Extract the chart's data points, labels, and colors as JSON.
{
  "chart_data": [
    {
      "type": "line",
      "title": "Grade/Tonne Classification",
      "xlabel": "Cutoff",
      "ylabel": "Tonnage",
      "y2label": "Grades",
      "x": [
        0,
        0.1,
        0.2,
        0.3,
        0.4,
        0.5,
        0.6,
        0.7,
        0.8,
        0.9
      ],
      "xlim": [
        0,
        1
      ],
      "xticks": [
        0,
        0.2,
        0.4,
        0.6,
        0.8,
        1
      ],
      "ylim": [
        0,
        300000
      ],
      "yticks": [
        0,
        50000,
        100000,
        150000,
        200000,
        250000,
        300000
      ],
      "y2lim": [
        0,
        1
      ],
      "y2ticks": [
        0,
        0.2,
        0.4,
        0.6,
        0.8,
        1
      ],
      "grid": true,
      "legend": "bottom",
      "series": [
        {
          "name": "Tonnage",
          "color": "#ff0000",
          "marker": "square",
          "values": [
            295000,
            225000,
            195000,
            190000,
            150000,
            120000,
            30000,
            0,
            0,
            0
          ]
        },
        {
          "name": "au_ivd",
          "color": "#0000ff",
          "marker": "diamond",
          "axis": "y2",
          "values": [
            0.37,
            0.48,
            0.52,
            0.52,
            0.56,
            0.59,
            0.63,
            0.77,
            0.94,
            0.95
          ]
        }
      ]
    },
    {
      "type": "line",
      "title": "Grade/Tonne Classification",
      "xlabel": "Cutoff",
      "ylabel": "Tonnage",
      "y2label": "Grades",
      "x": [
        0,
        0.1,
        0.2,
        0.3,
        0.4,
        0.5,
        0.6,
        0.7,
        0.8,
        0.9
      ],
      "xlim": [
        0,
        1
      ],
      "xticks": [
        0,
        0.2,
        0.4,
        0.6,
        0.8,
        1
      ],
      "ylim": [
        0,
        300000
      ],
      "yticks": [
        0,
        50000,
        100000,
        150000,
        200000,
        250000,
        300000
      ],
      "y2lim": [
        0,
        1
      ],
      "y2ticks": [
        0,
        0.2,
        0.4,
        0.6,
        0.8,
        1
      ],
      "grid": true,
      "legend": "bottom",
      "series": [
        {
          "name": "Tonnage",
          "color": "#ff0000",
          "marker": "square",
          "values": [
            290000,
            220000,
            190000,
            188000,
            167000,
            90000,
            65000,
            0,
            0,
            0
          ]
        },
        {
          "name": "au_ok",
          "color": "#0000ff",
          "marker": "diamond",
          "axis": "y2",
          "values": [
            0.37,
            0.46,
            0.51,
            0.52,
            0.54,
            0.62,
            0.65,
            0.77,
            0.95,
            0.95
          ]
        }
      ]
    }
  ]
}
■ ■ ■ ■ ■ ■ ■
▶ [Exercise]
Retype the listing above in full, with no alterations.

▶ [Completed exercise]
Extract the chart's data points, labels, and colors as JSON.
{
  "chart_data": [
    {
      "type": "line",
      "title": "Grade/Tonne Classification",
      "xlabel": "Cutoff",
      "ylabel": "Tonnage",
      "y2label": "Grades",
      "x": [
        0,
        0.1,
        0.2,
        0.3,
        0.4,
        0.5,
        0.6,
        0.7,
        0.8,
        0.9
      ],
      "xlim": [
        0,
        1
      ],
      "xticks": [
        0,
        0.2,
        0.4,
        0.6,
        0.8,
        1
      ],
      "ylim": [
        0,
        300000
      ],
      "yticks": [
        0,
        50000,
        100000,
        150000,
        200000,
        250000,
        300000
      ],
      "y2lim": [
        0,
        1
      ],
      "y2ticks": [
        0,
        0.2,
        0.4,
        0.6,
        0.8,
        1
      ],
      "grid": true,
      "legend": "bottom",
      "series": [
        {
          "name": "Tonnage",
          "color": "#ff0000",
          "marker": "square",
          "values": [
            295000,
            225000,
            195000,
            190000,
            150000,
            120000,
            30000,
            0,
            0,
            0
          ]
        },
        {
          "name": "au_ivd",
          "color": "#0000ff",
          "marker": "diamond",
          "axis": "y2",
          "values": [
            0.37,
            0.48,
            0.52,
            0.52,
            0.56,
            0.59,
            0.63,
            0.77,
            0.94,
            0.95
          ]
        }
      ]
    },
    {
      "type": "line",
      "title": "Grade/Tonne Classification",
      "xlabel": "Cutoff",
      "ylabel": "Tonnage",
      "y2label": "Grades",
      "x": [
        0,
        0.1,
        0.2,
        0.3,
        0.4,
        0.5,
        0.6,
        0.7,
        0.8,
        0.9
      ],
      "xlim": [
        0,
        1
      ],
      "xticks": [
        0,
        0.2,
        0.4,
        0.6,
        0.8,
        1
      ],
      "ylim": [
        0,
        300000
      ],
      "yticks": [
        0,
        50000,
        100000,
        150000,
        200000,
        250000,
        300000
      ],
      "y2lim": [
        0,
        1
      ],
      "y2ticks": [
        0,
        0.2,
        0.4,
        0.6,
        0.8,
        1
      ],
      "grid": true,
      "legend": "bottom",
      "series": [
        {
          "name": "Tonnage",
          "color": "#ff0000",
          "marker": "square",
          "values": [
            290000,
            220000,
            190000,
            188000,
            167000,
            90000,
            65000,
            0,
            0,
            0
          ]
        },
        {
          "name": "au_ok",
          "color": "#0000ff",
          "marker": "diamond",
          "axis": "y2",
          "values": [
            0.37,
            0.46,
            0.51,
            0.52,
            0.54,
            0.62,
            0.65,
            0.77,
            0.95,
            0.95
          ]
        }
      ]
    }
  ]
}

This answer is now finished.